## Compito a
Trascrivi come elenco numerato le righe fornite, partendo dalla riga che contiene "email-label: E-mail:: [170, 98, 223, 115]" e fermandoti dopo quella che contiene "educacao-disciplinas: Principais disciplinas: Desenvolvimento", omettendo le righe vuote.

## Brano fornito

Guerre politiche. Goffredo Parise sulla propria epoca impazzita e corrotta

di Stenio Solinas - 15/06/2007

Che cosa spinse Goffredo

Parise, fra la fine degli anni

Sessanta e la prima metà

degli anni Settanta, a scrivere

di “guerre politiche”?

L’aggettivo che sorregge e

corregge il sostantivo è del

resto suo e proprio Guerre politiche si intitolò

allora la raccolta di reportage dello scrittore

veneto che ora Adelphi ripresenta (275

pagine, 13,50 euri). Quarant’anni dopo, è

cambiato tutto, ma è come se non fosse successo

niente. Il Vietnam che fu il suo battesimo

del fuoco, conosce le carte di credito, le

griffes della moda internazionale e la proprietà

privata, il Laos e la Cambogia sono

mete da turismo di lusso, decine di nuovi

Biafra, ultimo in ordine di tempo il Darfur,

hanno via via preso il posto di quello storico

e dimenticato, il Cile è tornato alla democrazia,

ma Pinochet, che prima la seppellì e poi

di nuovo la permise, è morto nel suo letto e

c’è chi ha pianto per lui...

Nell’avvertenza che Parise scrisse a mo’ di

prefazione, le ragioni di quei viaggi rimangono

oscure: «Partecipazione umana? Sì, in

parte. Curiosità politica? In parte. Inquietudine

intellettuale e personale? In parte.

## Compito b
Copia dal brano su Goffredo Parise il tratto che inizia con le parole "hanno via via" e si ferma dopo le parole "pianto per lui...".

## Righe fornite
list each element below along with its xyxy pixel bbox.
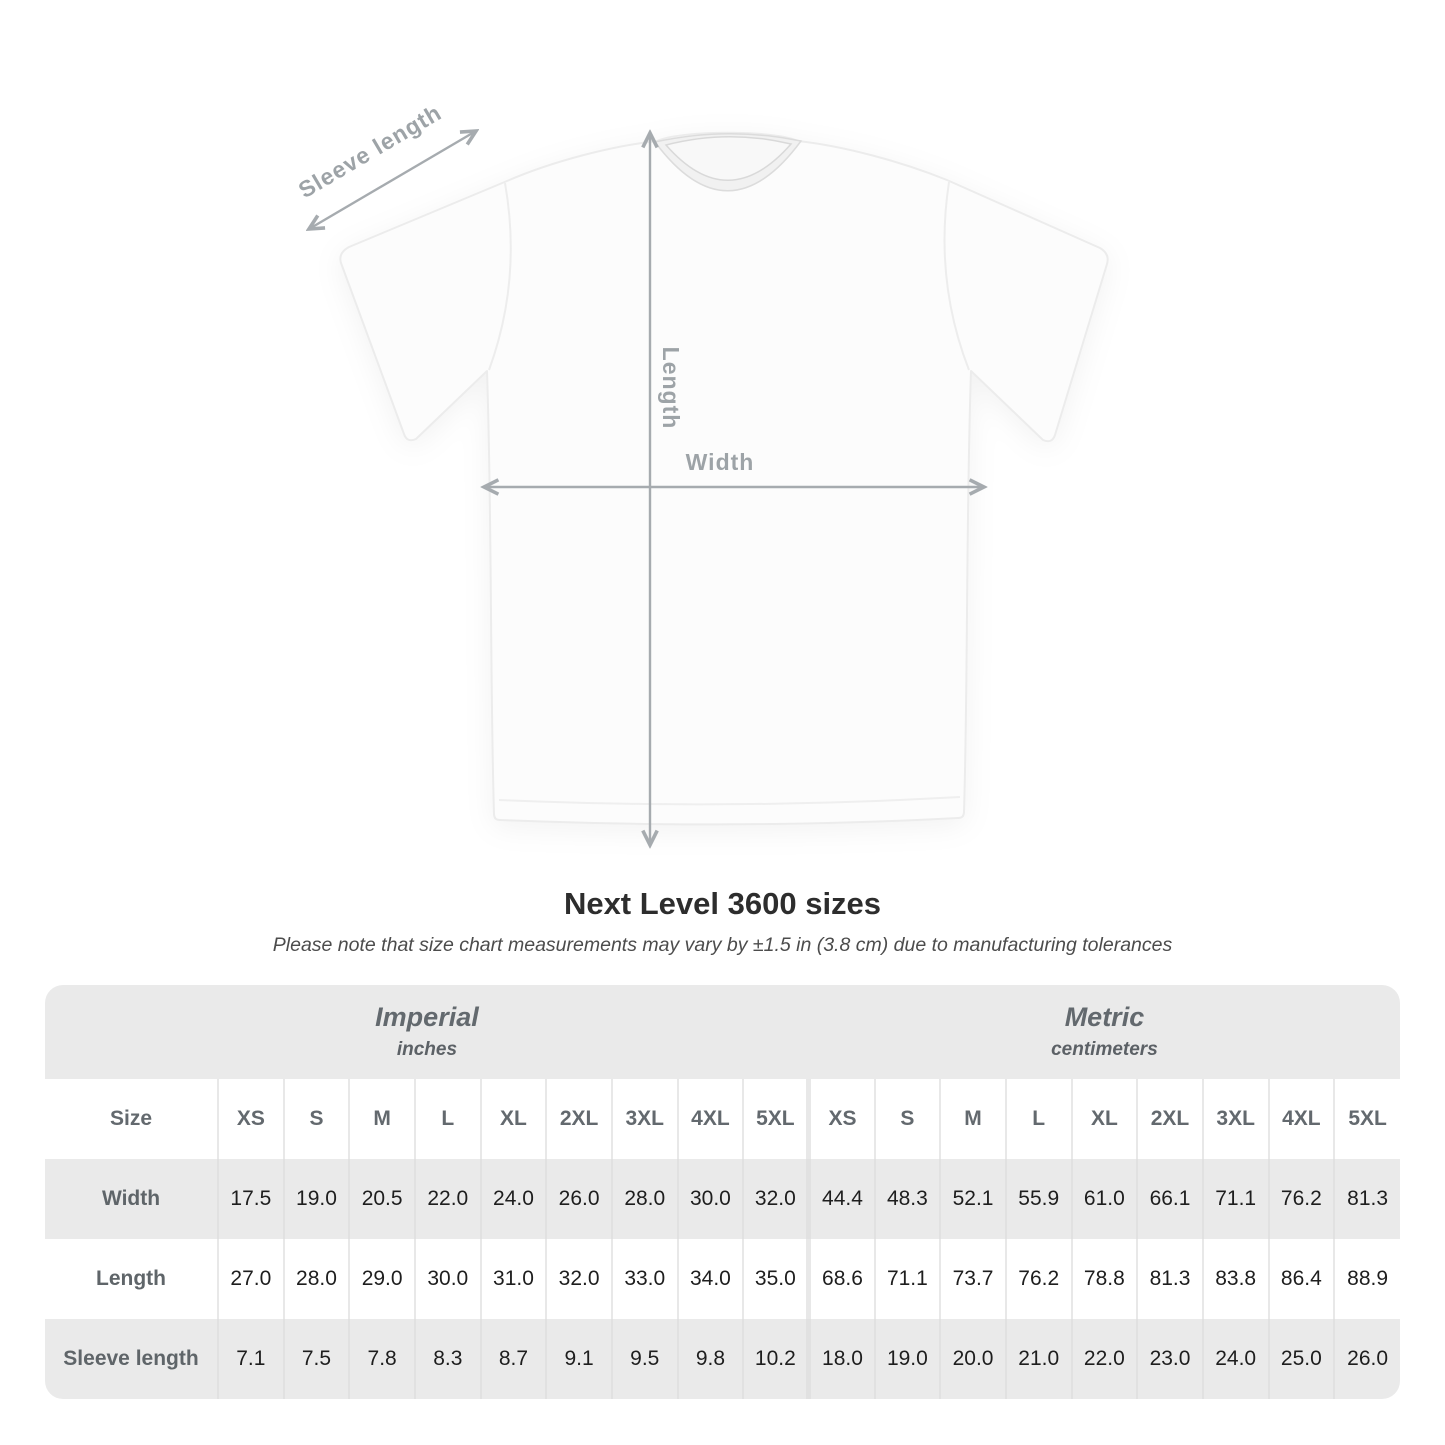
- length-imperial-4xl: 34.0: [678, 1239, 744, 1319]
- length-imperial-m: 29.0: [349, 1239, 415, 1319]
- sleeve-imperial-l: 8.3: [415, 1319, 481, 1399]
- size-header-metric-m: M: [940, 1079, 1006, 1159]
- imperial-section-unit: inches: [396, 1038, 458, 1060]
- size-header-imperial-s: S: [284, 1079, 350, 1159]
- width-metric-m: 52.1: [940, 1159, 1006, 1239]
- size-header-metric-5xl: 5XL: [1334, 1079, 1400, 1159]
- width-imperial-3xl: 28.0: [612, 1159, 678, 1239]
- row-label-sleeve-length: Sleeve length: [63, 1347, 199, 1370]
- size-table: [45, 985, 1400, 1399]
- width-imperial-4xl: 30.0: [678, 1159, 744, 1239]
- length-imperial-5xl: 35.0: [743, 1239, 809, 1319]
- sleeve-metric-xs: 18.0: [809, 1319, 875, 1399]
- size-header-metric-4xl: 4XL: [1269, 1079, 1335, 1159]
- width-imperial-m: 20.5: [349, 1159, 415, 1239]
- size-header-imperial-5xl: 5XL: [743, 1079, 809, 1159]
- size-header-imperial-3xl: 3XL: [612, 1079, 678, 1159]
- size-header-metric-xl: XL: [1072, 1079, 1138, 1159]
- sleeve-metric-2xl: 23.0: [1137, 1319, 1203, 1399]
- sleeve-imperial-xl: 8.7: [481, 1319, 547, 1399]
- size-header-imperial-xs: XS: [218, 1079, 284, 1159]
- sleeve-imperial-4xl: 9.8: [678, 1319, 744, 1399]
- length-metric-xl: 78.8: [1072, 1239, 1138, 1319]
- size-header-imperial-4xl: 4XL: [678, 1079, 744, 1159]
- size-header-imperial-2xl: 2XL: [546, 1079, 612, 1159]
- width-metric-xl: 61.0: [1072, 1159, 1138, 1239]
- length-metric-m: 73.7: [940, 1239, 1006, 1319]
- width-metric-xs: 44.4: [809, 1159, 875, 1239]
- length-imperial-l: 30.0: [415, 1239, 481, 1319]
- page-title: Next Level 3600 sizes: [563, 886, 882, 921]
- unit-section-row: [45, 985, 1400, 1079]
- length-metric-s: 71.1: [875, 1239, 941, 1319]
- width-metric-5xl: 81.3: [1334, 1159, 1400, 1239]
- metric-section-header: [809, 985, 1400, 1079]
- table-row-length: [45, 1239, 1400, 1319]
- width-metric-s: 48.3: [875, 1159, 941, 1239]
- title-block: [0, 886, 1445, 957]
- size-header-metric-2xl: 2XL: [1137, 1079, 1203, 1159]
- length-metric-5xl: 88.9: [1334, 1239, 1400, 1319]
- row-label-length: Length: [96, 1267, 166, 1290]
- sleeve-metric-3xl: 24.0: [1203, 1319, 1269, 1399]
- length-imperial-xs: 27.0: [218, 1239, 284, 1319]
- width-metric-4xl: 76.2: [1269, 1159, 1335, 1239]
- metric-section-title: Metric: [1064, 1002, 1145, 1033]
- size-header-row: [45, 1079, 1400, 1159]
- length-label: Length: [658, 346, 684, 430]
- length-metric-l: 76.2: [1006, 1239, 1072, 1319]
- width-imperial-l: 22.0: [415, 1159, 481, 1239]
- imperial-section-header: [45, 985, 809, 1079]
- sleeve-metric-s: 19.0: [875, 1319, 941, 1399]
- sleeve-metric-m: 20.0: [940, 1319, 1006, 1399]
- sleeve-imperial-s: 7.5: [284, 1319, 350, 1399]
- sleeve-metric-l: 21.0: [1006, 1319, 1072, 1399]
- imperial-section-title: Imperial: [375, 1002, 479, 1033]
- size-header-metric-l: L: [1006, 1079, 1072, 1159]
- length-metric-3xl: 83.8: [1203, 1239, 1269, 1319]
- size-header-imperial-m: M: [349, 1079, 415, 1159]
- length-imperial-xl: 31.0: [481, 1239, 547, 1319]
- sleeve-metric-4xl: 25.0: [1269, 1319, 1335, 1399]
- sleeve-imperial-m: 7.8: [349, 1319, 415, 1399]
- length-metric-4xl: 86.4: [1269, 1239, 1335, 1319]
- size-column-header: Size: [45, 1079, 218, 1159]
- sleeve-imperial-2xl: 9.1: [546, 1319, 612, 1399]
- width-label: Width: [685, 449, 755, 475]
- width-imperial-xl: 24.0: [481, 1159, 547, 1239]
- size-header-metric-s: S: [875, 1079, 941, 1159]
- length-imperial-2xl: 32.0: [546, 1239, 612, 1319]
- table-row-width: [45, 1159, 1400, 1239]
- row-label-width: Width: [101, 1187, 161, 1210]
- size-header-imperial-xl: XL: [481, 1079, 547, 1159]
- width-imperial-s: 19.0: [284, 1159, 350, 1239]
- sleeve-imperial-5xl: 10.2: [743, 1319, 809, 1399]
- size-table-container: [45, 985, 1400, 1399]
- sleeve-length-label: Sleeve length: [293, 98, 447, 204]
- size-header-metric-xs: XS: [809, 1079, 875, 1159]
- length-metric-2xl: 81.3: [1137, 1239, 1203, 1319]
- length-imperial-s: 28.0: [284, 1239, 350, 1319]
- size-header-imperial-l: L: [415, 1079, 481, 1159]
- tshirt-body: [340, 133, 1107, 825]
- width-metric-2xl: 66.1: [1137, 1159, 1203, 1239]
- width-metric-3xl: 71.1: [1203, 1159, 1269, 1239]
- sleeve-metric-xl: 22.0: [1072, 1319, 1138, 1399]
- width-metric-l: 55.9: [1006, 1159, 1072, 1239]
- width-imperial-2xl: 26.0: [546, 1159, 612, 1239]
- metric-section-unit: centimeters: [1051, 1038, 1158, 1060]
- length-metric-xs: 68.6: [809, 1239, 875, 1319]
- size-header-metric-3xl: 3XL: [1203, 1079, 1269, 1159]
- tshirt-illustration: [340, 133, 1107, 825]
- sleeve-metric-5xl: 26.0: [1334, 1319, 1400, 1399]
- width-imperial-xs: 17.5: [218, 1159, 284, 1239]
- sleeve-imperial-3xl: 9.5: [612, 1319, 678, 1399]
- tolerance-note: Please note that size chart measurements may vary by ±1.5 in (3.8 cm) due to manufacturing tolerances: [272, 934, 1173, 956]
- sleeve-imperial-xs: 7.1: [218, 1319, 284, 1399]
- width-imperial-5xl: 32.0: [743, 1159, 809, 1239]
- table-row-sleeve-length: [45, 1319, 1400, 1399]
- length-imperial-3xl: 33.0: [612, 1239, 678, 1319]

==

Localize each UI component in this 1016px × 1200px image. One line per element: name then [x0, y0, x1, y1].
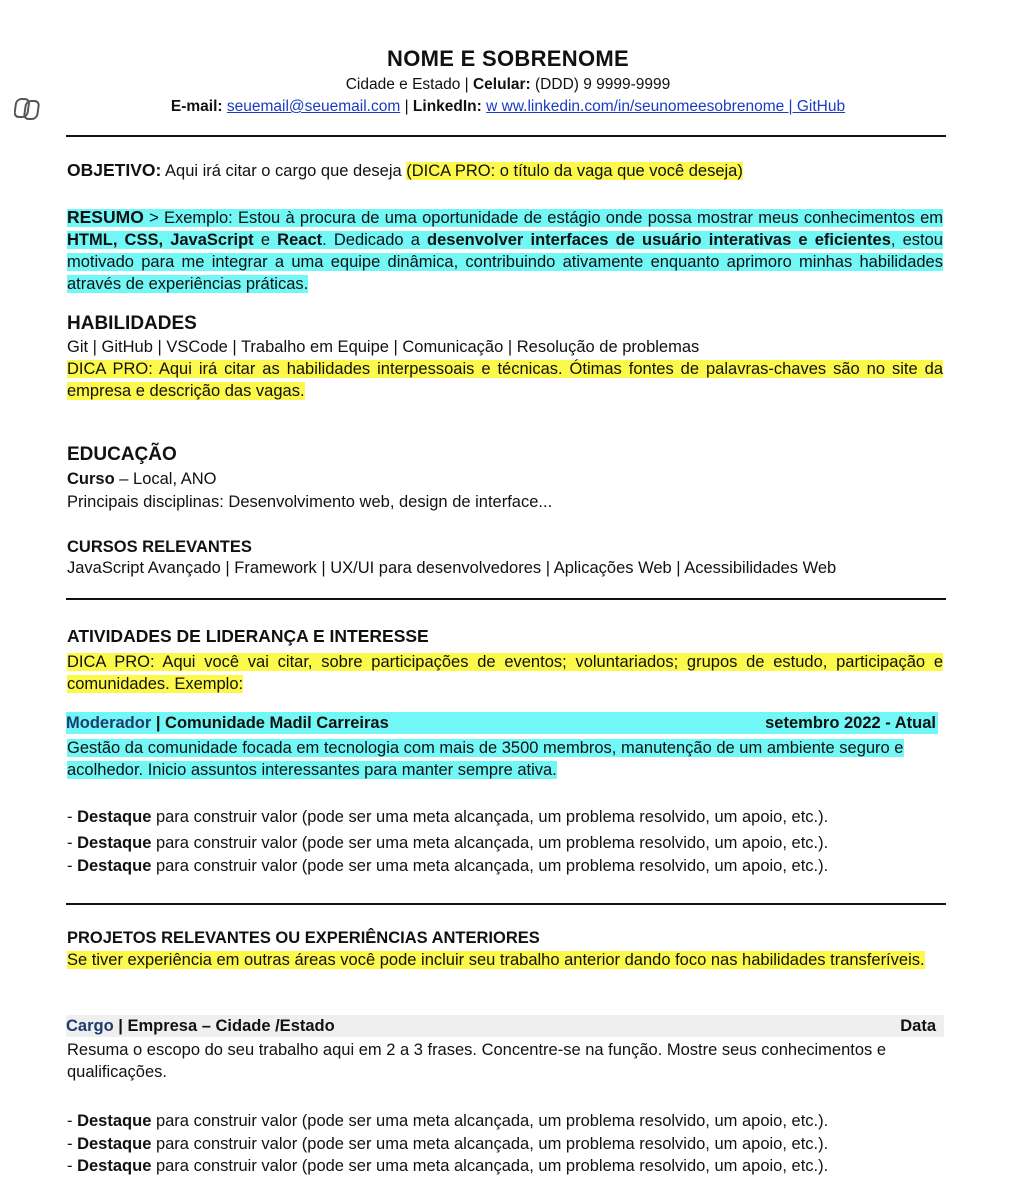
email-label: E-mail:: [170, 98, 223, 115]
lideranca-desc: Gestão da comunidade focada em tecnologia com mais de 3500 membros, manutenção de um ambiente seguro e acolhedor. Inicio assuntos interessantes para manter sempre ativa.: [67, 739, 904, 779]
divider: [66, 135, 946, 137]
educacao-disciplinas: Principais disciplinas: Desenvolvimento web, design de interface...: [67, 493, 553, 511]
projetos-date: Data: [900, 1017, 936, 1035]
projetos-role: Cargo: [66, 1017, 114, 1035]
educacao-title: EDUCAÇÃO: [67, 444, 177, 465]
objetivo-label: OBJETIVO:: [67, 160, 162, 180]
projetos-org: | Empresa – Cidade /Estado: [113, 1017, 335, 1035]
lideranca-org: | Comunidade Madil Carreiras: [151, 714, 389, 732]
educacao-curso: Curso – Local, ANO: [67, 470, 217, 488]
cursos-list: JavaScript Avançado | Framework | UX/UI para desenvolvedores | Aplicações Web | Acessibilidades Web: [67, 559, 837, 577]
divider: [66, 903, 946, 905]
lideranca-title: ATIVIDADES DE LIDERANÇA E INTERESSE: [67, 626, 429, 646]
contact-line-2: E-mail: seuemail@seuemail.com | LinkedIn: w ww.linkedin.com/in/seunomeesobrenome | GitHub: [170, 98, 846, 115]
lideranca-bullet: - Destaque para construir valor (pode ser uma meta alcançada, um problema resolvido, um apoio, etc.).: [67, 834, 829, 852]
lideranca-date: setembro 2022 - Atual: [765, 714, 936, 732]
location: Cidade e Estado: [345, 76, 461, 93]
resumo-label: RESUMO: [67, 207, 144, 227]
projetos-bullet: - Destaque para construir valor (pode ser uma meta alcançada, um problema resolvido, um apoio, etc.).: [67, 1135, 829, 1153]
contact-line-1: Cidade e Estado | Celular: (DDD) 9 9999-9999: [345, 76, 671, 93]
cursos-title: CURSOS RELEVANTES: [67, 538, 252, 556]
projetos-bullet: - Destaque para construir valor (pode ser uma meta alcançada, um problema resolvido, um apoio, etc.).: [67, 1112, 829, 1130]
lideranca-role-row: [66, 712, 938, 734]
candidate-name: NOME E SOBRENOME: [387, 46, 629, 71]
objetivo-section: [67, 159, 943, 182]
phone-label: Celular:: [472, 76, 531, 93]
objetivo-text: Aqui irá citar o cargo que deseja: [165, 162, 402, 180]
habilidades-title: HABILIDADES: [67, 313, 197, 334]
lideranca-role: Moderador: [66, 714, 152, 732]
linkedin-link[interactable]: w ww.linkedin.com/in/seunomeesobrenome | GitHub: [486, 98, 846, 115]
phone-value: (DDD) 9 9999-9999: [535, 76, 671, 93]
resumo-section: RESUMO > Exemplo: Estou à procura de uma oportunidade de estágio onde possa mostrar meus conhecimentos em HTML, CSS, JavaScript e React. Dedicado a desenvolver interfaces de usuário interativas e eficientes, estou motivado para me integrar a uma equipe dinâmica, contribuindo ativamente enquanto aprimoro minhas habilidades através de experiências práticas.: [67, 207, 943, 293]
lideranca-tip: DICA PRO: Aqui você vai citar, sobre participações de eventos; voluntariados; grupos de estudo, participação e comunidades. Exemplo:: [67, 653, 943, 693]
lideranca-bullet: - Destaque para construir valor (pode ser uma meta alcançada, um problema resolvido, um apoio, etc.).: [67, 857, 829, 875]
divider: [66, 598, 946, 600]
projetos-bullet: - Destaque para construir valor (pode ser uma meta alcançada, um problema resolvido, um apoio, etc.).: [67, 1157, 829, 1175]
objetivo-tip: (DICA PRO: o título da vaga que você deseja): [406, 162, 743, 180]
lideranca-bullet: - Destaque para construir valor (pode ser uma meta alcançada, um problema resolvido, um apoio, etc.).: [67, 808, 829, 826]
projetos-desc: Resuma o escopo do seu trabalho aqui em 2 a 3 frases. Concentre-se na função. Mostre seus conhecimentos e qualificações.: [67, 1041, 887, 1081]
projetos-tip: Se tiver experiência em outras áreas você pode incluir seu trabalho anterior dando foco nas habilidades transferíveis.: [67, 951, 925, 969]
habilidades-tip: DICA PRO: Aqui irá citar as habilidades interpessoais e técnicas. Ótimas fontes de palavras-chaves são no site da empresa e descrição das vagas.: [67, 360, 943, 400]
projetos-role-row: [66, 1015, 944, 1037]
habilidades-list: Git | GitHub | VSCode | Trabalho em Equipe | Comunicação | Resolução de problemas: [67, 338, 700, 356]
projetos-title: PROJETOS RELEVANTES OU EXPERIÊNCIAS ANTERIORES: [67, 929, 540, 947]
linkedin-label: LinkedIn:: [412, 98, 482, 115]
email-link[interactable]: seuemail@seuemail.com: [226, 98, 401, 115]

## Risposta corretta a
1. email-label: E-mail:: [170, 98, 223, 115]
2. lideranca-desc: Gestão da comunidade focada em tecnologia com mais de 3500 membros, manutenção de um ambiente seguro e acolhedor. Inicio assuntos interessantes para manter sempre ativa.: [67, 739, 904, 779]
3. divider: [66, 135, 946, 137]
4. educacao-disciplinas: Principais disciplinas: Desenvolvimento web, design de interface...: [67, 493, 553, 511]

## Risposta corretta b
hanno via via preso il posto di quello storico

e dimenticato, il Cile è tornato alla democrazia,

ma Pinochet, che prima la seppellì e poi

di nuovo la permise, è morto nel suo letto e

c’è chi ha pianto per lui...